--- Written instruction ---
Find the line containing "Read all visible content and emit it as JSON." in the entries; transcribe it and all remaining lines through the end, exactly as they appear, but not the pictures.

(Dataset records)
- - - - - - -

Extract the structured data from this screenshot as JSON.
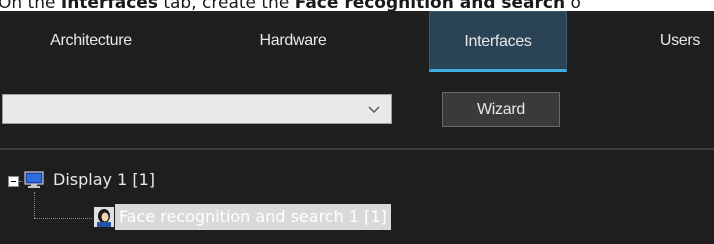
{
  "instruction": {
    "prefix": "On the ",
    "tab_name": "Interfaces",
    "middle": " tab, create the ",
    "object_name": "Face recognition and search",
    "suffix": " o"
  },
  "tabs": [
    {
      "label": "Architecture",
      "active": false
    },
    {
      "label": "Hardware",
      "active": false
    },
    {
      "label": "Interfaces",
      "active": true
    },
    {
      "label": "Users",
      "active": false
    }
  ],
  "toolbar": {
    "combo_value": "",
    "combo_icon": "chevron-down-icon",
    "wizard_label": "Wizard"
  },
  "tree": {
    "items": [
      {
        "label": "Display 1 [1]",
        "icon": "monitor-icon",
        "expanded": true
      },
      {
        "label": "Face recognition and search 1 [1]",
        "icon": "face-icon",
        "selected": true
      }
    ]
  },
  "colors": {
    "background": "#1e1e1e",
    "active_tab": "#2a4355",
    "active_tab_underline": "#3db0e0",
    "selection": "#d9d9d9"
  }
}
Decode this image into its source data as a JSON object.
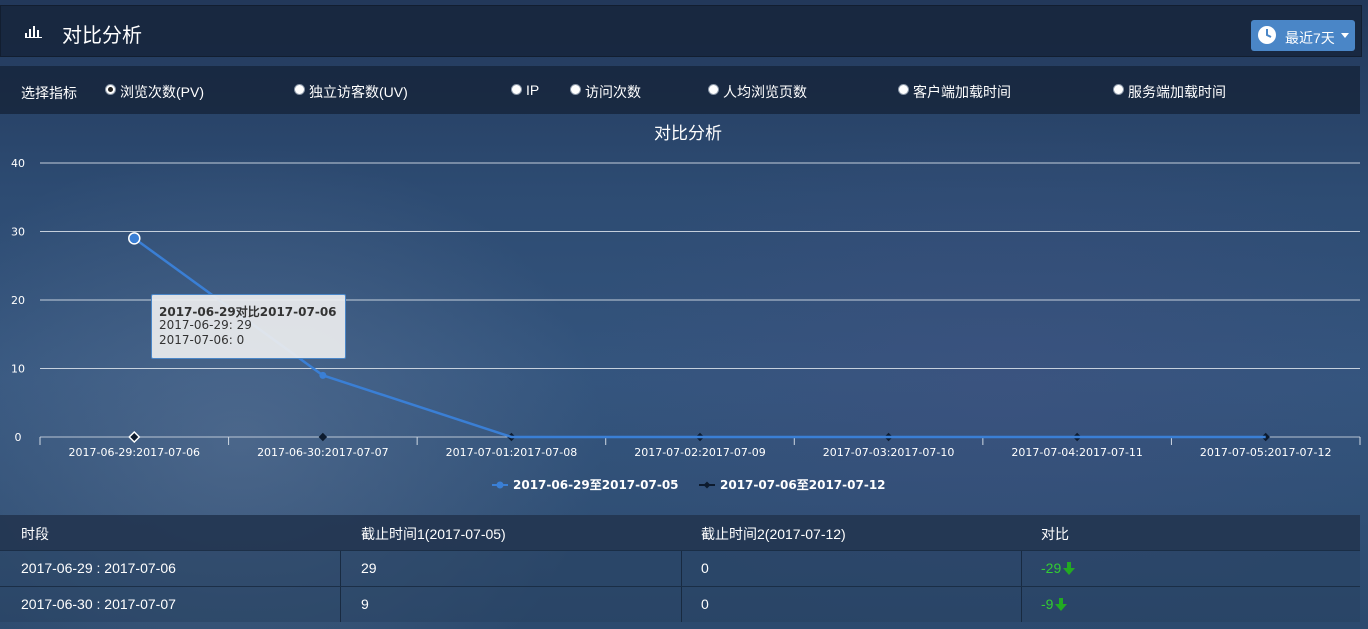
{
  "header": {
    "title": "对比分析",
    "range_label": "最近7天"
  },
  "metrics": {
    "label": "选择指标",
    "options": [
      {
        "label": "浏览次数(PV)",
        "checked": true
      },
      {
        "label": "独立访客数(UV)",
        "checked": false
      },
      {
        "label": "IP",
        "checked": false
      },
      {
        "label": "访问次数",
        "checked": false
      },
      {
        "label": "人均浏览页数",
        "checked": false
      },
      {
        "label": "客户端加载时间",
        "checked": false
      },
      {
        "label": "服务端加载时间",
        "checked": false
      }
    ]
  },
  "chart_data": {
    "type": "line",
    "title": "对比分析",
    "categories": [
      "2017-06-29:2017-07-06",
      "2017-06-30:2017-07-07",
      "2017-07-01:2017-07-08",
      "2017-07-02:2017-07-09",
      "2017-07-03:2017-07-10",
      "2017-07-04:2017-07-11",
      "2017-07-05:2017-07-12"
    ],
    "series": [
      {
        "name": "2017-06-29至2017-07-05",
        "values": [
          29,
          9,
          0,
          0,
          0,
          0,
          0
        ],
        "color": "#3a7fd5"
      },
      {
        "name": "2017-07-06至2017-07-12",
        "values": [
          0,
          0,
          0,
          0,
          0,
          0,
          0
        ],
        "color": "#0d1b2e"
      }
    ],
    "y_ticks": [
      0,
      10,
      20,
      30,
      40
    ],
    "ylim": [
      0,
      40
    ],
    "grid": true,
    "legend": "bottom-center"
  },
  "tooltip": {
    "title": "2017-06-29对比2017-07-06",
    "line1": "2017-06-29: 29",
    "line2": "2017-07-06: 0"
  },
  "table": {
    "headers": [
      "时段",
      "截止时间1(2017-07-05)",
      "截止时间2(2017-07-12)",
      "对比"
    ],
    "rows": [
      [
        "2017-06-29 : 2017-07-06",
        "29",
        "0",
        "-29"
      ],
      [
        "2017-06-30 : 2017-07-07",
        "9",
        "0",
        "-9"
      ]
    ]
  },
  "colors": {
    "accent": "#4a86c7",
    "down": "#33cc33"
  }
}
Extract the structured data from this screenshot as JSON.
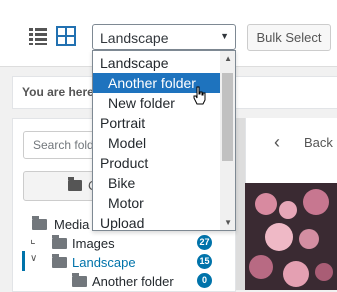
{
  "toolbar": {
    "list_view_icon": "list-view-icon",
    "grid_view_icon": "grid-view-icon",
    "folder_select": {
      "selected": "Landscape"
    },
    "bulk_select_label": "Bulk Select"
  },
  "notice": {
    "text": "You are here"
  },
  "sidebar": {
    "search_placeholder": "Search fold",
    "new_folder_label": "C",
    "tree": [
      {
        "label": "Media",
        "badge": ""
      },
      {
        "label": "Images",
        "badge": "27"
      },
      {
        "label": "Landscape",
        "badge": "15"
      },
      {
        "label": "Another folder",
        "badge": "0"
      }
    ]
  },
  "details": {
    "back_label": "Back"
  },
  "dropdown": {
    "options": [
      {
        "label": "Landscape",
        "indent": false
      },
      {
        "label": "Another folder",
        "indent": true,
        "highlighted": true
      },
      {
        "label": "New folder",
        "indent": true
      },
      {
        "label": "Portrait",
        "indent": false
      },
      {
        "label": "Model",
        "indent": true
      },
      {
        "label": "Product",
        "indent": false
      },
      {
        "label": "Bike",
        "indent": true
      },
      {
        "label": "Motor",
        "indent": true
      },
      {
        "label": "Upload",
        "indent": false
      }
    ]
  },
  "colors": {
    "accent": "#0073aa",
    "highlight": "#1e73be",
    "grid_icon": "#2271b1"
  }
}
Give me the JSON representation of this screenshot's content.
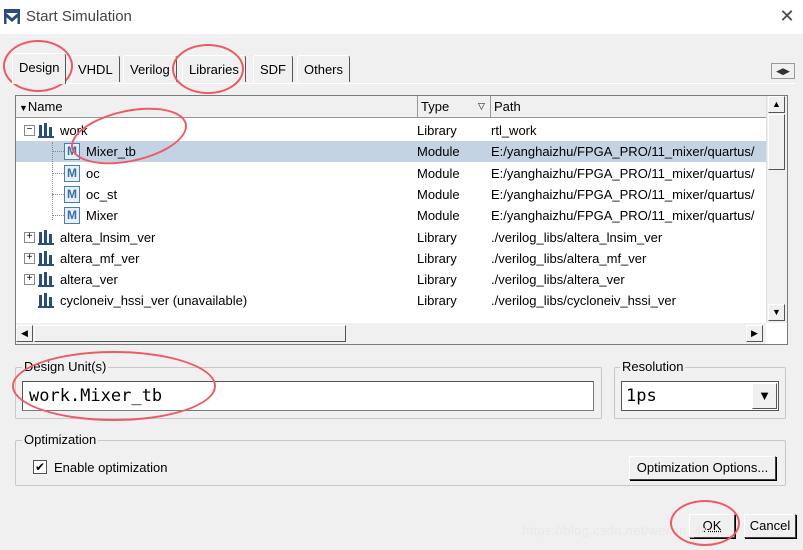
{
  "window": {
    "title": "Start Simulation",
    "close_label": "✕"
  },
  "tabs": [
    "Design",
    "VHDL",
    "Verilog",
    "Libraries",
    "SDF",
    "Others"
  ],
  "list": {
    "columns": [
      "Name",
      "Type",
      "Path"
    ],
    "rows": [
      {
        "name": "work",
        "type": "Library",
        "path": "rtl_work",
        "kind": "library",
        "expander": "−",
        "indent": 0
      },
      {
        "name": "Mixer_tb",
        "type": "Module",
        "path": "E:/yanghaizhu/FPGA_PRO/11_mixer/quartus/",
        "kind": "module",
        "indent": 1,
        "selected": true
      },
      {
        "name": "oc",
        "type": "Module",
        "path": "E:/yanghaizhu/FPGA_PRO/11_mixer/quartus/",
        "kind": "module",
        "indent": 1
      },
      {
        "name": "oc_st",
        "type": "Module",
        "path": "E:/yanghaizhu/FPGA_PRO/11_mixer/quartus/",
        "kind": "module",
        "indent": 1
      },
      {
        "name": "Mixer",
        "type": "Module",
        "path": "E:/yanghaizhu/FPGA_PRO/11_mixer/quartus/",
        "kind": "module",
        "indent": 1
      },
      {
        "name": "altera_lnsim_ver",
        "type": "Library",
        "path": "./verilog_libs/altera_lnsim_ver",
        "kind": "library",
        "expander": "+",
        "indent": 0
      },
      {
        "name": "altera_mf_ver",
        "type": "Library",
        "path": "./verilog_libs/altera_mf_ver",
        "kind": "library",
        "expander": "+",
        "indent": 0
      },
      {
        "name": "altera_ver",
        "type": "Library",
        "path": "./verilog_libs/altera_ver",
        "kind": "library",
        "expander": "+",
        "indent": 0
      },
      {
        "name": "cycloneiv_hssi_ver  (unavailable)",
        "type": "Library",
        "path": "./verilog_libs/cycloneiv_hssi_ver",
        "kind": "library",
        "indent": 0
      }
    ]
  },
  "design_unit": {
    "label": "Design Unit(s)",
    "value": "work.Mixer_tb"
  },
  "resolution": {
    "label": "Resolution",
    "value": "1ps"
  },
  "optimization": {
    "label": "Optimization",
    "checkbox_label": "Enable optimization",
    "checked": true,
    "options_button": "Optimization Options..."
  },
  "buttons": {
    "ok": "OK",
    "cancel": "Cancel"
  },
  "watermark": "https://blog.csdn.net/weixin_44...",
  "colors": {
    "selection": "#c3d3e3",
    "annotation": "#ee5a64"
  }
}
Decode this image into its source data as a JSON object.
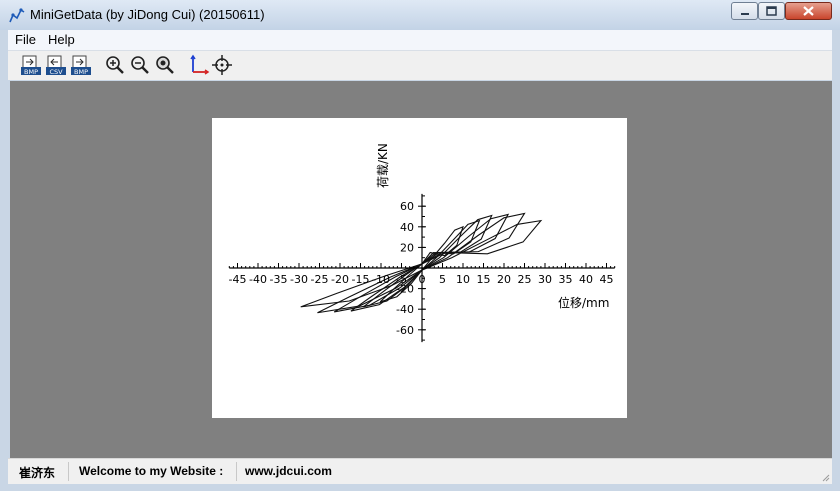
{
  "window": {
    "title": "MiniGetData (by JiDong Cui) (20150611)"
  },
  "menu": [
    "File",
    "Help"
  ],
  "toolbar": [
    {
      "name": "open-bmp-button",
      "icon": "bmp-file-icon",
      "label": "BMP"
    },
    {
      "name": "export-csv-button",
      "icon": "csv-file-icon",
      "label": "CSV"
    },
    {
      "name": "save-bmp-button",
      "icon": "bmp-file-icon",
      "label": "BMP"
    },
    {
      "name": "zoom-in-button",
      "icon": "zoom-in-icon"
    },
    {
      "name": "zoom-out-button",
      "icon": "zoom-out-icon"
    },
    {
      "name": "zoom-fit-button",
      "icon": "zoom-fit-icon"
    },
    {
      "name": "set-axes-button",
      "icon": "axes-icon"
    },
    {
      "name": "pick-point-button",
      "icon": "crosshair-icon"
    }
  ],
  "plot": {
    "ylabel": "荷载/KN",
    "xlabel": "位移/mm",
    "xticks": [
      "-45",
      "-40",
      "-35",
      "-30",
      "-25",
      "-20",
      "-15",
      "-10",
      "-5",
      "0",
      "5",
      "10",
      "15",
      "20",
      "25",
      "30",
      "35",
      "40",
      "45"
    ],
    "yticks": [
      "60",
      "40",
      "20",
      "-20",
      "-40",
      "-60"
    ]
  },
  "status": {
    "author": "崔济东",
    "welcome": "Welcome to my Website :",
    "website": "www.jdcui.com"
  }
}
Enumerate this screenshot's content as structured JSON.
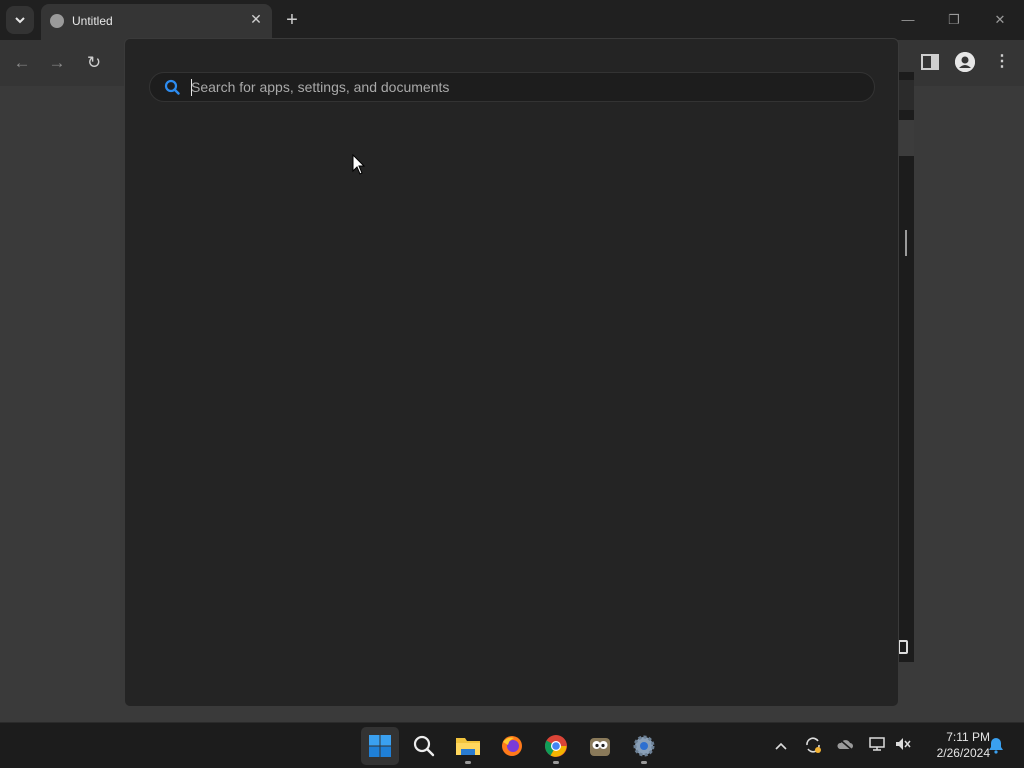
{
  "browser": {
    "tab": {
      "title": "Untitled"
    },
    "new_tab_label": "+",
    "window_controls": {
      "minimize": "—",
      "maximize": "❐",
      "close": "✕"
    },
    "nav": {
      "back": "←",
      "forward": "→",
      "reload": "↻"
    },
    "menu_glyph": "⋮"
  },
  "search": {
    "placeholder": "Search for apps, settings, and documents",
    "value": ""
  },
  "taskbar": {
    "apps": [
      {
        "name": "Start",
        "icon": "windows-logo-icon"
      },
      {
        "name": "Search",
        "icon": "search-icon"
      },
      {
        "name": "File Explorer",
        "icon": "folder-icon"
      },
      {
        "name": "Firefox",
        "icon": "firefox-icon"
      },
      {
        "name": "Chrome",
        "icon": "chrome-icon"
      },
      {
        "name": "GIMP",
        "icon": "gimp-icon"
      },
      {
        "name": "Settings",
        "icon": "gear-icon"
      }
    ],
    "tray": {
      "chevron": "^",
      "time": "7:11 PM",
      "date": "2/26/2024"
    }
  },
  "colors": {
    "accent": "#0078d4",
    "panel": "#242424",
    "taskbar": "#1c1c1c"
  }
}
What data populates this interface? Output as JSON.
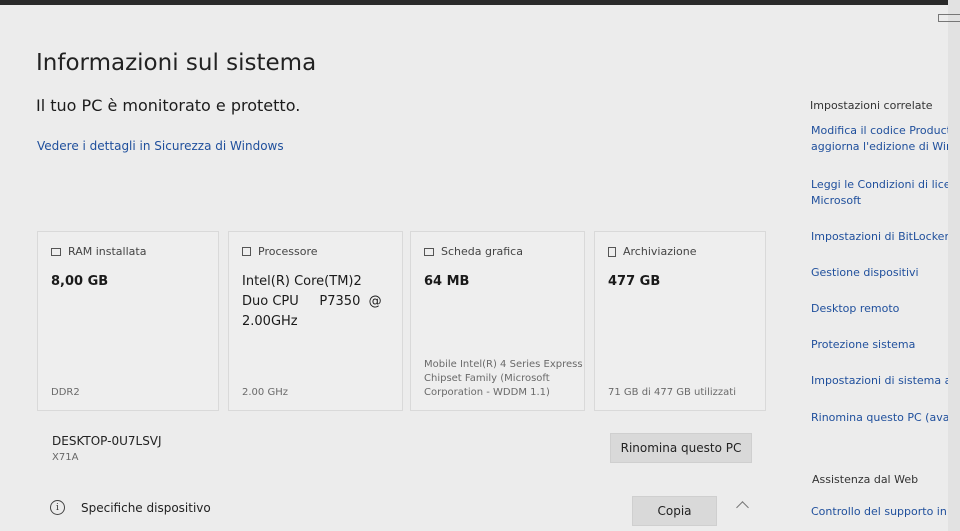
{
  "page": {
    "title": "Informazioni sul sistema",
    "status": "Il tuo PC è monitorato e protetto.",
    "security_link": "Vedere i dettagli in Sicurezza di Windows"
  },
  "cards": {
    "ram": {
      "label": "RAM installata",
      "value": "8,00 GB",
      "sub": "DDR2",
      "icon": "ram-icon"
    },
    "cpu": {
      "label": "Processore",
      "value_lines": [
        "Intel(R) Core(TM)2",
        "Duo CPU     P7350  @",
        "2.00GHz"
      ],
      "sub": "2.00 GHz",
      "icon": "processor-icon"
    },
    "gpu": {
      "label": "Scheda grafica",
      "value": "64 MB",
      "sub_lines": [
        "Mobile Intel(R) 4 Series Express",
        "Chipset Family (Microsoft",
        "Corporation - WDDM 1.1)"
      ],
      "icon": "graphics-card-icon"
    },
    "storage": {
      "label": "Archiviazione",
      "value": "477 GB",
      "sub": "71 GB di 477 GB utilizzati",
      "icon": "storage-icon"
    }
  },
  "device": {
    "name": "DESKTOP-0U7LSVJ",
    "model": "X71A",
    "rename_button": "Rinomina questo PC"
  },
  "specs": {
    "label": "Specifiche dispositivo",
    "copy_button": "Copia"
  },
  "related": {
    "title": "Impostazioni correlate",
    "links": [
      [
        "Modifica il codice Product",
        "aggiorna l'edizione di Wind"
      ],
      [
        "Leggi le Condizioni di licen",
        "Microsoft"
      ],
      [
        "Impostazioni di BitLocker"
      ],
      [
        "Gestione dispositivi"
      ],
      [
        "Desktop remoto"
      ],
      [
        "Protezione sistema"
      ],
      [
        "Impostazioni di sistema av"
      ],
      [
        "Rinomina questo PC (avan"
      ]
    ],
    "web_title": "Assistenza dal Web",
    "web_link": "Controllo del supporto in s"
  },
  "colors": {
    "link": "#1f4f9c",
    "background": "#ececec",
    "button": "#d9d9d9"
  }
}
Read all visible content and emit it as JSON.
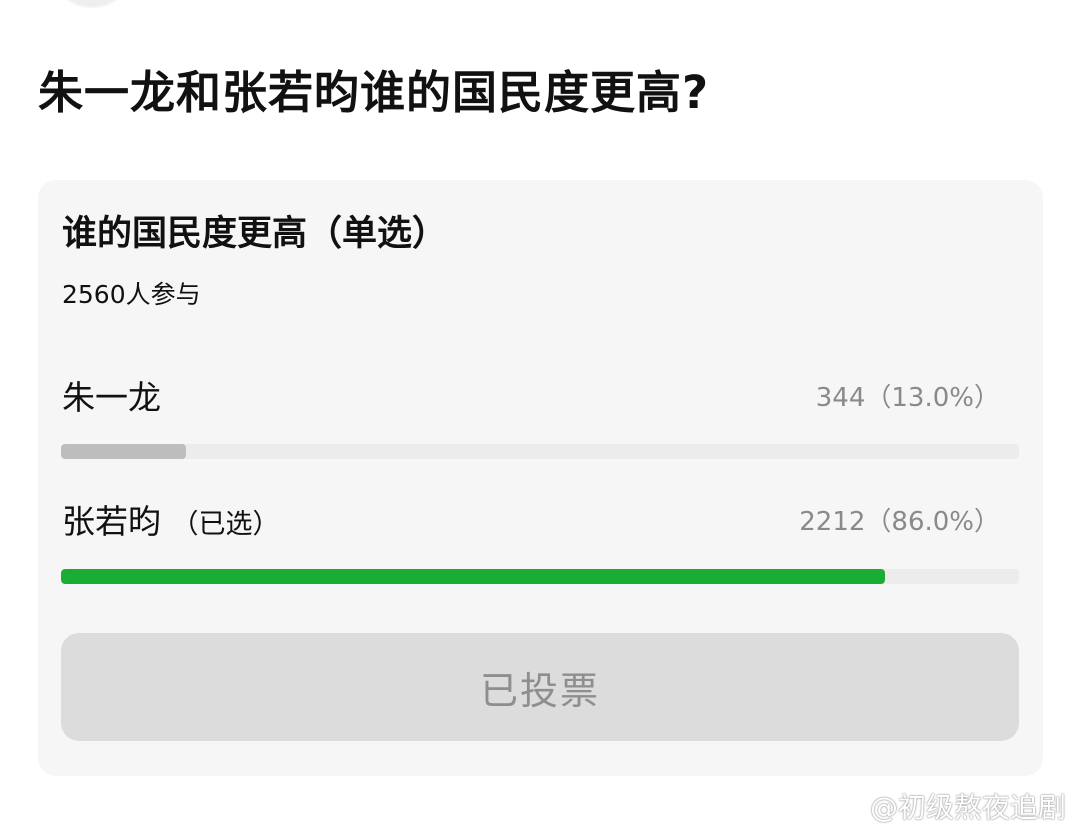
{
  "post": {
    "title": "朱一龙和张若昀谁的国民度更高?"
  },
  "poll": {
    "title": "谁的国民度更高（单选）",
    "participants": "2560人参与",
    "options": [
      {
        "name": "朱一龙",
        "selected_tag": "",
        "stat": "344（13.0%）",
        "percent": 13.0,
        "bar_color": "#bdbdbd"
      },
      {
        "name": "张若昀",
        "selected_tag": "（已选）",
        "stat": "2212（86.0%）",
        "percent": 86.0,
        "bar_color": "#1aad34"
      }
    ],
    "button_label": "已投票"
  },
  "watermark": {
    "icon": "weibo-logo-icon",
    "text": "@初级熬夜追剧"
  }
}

- - - - - - -

--- Problem solution ---
Read all visible content and emit it as JSON.
{
  "post": {
    "title": "朱一龙和张若昀谁的国民度更高?"
  },
  "poll": {
    "title": "谁的国民度更高（单选）",
    "participants": "2560人参与",
    "options": [
      {
        "name": "朱一龙",
        "selected_tag": "",
        "stat": "344（13.0%）",
        "percent": 13.0,
        "bar_color": "#bdbdbd"
      },
      {
        "name": "张若昀",
        "selected_tag": "（已选）",
        "stat": "2212（86.0%）",
        "percent": 86.0,
        "bar_color": "#1aad34"
      }
    ],
    "button_label": "已投票"
  },
  "watermark": {
    "icon": "weibo-logo-icon",
    "text": "@初级熬夜追剧"
  }
}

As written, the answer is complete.